• _Excerpt provided_
--- Start ---

Staffordshire Breweries

Ghost Advert for Myatt's Ales at The Star at Willenhall [2015[

Frank Myatt Ltd.

The wall advertisement [see photograph above] is the only tangible evidence I have seen of this brewery, a company that ceased production of beers in 1928 following its takeover by the Holt Brewery Company. The advertisement was painted high on the wall of The Star at Willenhall, a pub that had also ceased to trade as a boozer following its conversion to industrial use.

Wolverhampton : The West End Brewery of Frank Myatt Limited

This photograph shows the company's No.2 Brewery in Raglan Street, Wolverhampton. As can be seen in the image, it was quite a substantial affair - not surprising given that it once served the company's estate of more than 100 public houses.

The company's origins can be traced back to 1900 when John Francis Myatt started his own brewery concern at the Cross Keys in Wolverhampton. This was Myatt's home town. He was the son of house agent John Myatt and Constance Cassere. His early years were spent at the family home in Dudley Road. The 1891 census shows that the family moved to Talbot Road and, by this time, John Francis is recorded as a Solicitor's Clerk, the same job as his father. He married Sedgley-born Sarah Caswell in 1900, the same year in which he set up in business at the Cross Keys. It is said that he gained his experience within the licensed trade when working for the Willenhall wine and spirit merchant A. E. Leary.

--- End ---

• _Extracted data entries_
--- Start ---

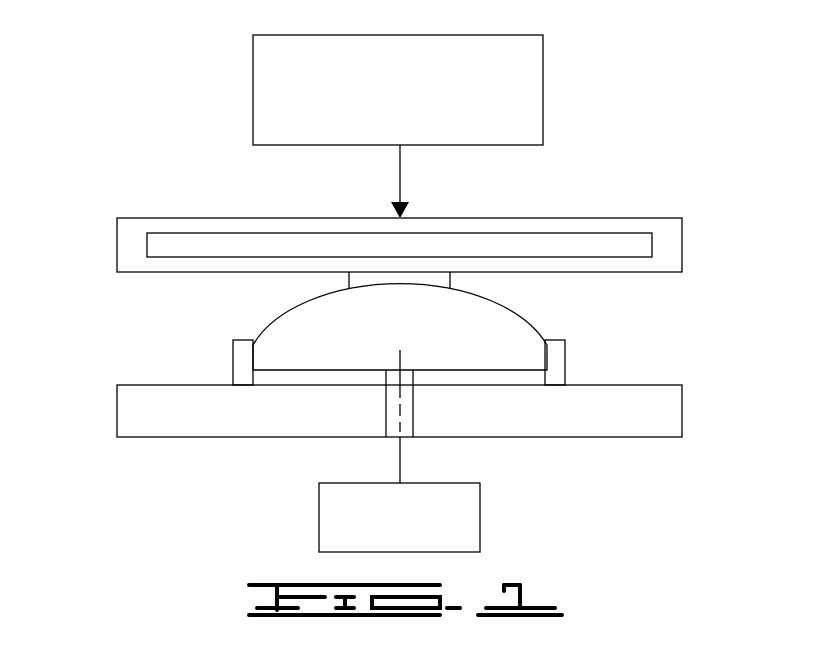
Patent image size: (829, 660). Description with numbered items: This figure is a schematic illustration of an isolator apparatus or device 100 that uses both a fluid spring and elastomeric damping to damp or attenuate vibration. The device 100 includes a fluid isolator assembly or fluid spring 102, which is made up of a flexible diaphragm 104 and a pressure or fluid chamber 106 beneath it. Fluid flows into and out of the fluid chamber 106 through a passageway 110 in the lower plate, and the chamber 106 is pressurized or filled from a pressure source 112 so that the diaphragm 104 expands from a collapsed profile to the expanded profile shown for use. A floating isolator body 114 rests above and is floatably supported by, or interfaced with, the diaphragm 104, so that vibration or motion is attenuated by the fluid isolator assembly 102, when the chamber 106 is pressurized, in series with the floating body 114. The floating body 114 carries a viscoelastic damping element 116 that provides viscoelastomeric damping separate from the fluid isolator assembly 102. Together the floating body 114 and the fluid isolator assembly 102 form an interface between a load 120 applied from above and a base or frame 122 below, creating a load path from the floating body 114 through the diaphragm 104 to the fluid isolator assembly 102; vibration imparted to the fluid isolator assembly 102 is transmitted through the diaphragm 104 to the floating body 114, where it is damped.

The isolator apparatus or device 100 is at (168, 66).
The fluid isolator assembly or fluid spring 102 is at (553, 308).
The flexible diaphragm 104 is at (280, 313).
The pressure or fluid chamber 106 is at (413, 343).
The passageway 110 is at (413, 412).
The pressure source 112 is at (319, 522).
The floating isolator body 114 is at (658, 218).
The viscoelastic damping element 116 is at (207, 233).
The load 120 is at (543, 85).
The base or frame 122 is at (155, 385).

--- End ---

• _Your tasks_
a - Reproduce the brewery history verbatim, from "The company's origins" up to and including "A. E. Leary.".
b - Quote every line of the listing above, but leave out the picture.

• _The answers_
a -
The company's origins can be traced back to 1900 when John Francis Myatt started his own brewery concern at the Cross Keys in Wolverhampton. This was Myatt's home town. He was the son of house agent John Myatt and Constance Cassere. His early years were spent at the family home in Dudley Road. The 1891 census shows that the family moved to Talbot Road and, by this time, John Francis is recorded as a Solicitor's Clerk, the same job as his father. He married Sedgley-born Sarah Caswell in 1900, the same year in which he set up in business at the Cross Keys. It is said that he gained his experience within the licensed trade when working for the Willenhall wine and spirit merchant A. E. Leary.

b -
Patent image size: (829, 660). Description with numbered items: This figure is a schematic illustration of an isolator apparatus or device 100 that uses both a fluid spring and elastomeric damping to damp or attenuate vibration. The device 100 includes a fluid isolator assembly or fluid spring 102, which is made up of a flexible diaphragm 104 and a pressure or fluid chamber 106 beneath it. Fluid flows into and out of the fluid chamber 106 through a passageway 110 in the lower plate, and the chamber 106 is pressurized or filled from a pressure source 112 so that the diaphragm 104 expands from a collapsed profile to the expanded profile shown for use. A floating isolator body 114 rests above and is floatably supported by, or interfaced with, the diaphragm 104, so that vibration or motion is attenuated by the fluid isolator assembly 102, when the chamber 106 is pressurized, in series with the floating body 114. The floating body 114 carries a viscoelastic damping element 116 that provides viscoelastomeric damping separate from the fluid isolator assembly 102. Together the floating body 114 and the fluid isolator assembly 102 form an interface between a load 120 applied from above and a base or frame 122 below, creating a load path from the floating body 114 through the diaphragm 104 to the fluid isolator assembly 102; vibration imparted to the fluid isolator assembly 102 is transmitted through the diaphragm 104 to the floating body 114, where it is damped.

The isolator apparatus or device 100 is at (168, 66).
The fluid isolator assembly or fluid spring 102 is at (553, 308).
The flexible diaphragm 104 is at (280, 313).
The pressure or fluid chamber 106 is at (413, 343).
The passageway 110 is at (413, 412).
The pressure source 112 is at (319, 522).
The floating isolator body 114 is at (658, 218).
The viscoelastic damping element 116 is at (207, 233).
The load 120 is at (543, 85).
The base or frame 122 is at (155, 385).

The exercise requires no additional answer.